Copy out each line containing "руды" from the entries below.

**Record extracts**.

■ ■ ■

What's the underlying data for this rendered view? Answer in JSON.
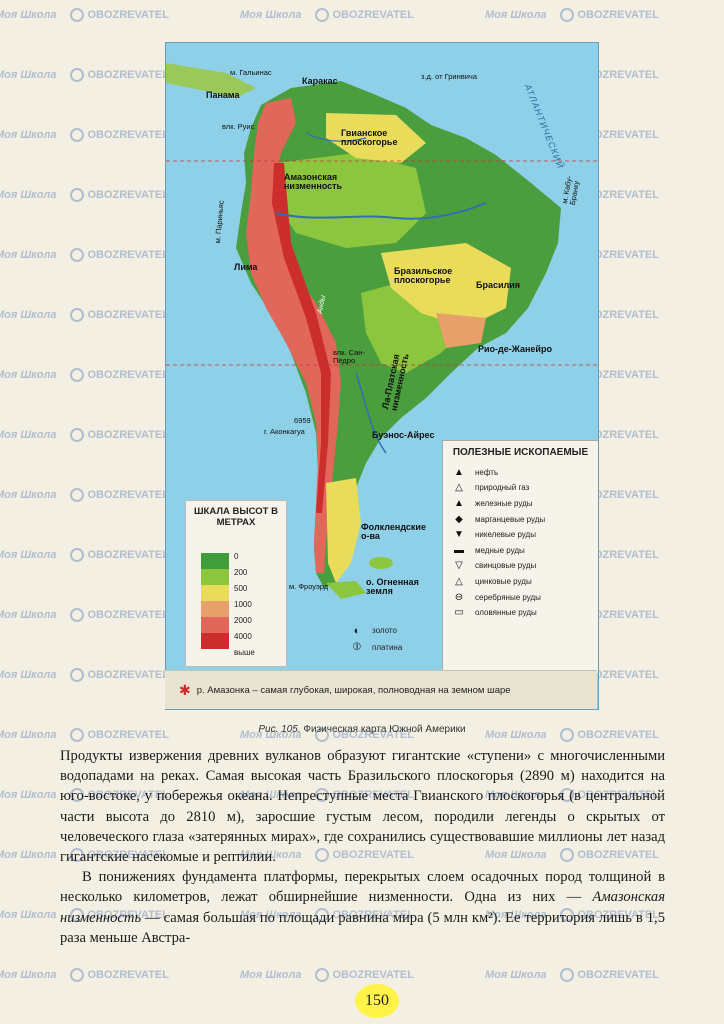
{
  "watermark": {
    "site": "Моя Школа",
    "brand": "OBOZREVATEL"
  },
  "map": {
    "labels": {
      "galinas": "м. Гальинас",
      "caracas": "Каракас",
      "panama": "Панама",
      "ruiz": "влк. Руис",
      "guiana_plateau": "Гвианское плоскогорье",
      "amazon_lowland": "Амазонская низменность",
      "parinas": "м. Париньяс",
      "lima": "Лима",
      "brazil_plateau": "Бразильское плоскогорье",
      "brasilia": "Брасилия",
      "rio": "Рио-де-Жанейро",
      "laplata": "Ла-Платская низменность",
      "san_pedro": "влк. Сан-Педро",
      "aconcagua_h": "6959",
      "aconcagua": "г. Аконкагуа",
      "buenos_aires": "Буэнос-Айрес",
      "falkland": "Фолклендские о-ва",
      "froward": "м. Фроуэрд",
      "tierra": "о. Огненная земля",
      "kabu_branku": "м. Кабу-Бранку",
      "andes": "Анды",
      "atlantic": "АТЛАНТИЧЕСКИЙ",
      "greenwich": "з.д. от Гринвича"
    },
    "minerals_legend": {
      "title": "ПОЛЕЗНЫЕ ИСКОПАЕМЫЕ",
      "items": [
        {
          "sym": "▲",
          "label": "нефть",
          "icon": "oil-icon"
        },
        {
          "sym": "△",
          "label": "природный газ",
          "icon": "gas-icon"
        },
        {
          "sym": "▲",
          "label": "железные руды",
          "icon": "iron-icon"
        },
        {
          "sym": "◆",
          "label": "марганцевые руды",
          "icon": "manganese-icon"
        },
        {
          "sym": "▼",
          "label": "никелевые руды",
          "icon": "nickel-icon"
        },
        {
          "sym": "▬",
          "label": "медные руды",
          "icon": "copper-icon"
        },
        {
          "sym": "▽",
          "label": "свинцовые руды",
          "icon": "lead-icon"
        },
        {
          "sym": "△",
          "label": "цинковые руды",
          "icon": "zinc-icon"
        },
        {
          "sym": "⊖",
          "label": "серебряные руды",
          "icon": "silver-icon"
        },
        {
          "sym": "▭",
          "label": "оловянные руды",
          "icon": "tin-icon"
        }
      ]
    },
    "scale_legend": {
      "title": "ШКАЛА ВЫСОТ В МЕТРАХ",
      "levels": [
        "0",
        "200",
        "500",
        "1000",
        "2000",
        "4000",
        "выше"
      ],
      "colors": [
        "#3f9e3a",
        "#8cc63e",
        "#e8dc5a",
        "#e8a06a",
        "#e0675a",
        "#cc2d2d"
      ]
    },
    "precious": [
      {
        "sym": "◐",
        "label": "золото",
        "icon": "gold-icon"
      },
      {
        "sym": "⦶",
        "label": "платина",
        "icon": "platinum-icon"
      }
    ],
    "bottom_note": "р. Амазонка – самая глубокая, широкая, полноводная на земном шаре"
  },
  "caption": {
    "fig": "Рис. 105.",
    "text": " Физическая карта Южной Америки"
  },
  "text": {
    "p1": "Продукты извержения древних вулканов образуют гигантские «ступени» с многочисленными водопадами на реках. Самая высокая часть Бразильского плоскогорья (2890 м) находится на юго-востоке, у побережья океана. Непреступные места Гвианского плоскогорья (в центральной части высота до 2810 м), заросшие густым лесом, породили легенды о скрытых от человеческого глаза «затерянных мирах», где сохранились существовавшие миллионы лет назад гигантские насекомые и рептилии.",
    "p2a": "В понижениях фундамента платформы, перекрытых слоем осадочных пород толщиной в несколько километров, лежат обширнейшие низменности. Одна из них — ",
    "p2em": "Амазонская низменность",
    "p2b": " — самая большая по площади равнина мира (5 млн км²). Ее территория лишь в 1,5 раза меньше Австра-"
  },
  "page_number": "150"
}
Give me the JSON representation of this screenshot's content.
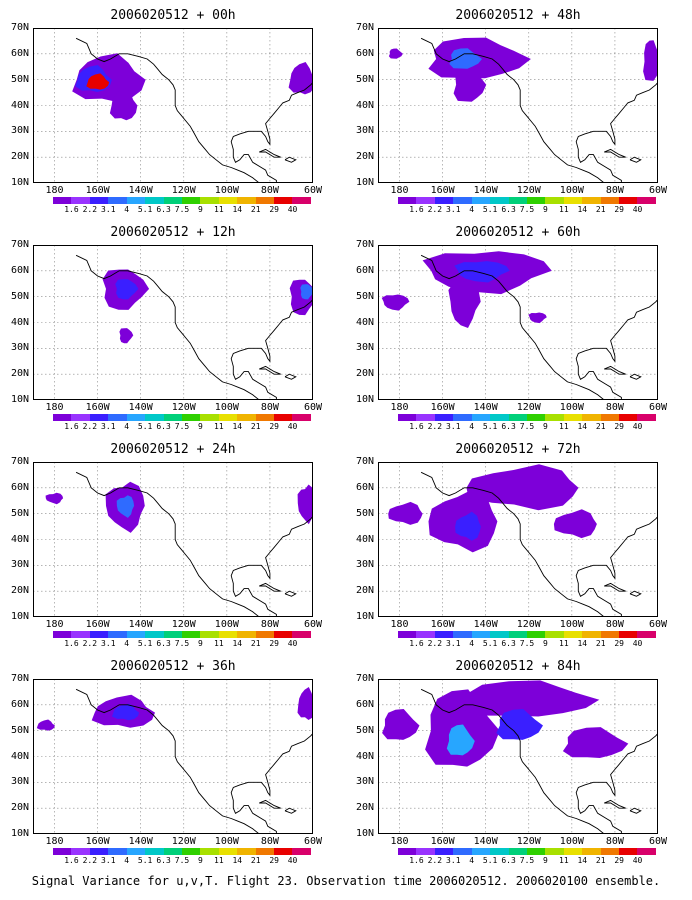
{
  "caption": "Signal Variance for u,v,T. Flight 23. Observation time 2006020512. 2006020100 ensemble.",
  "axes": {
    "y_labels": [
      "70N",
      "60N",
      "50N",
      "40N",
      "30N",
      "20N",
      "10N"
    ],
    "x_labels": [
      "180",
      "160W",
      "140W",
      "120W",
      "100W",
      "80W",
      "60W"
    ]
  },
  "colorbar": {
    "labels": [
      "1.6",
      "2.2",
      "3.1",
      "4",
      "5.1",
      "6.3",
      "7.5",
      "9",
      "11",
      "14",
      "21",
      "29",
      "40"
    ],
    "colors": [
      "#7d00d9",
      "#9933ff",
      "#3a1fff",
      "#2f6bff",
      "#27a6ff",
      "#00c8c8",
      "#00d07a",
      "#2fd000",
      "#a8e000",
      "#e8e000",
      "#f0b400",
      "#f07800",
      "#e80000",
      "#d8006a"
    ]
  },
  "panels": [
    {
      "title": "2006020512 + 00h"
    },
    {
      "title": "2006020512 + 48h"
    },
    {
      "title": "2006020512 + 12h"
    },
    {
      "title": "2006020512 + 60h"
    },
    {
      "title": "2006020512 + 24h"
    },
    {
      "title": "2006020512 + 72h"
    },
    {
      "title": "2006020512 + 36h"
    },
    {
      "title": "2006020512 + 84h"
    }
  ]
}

■ ■ ■

**The completed task**.
          "label": "железные руды",
          "label": "марганцевые руды",
          "label": "никелевые руды",
          "label": "медные руды",
          "label": "свинцовые руды",
          "label": "цинковые руды",
          "label": "серебряные руды",
          "label": "оловянные руды",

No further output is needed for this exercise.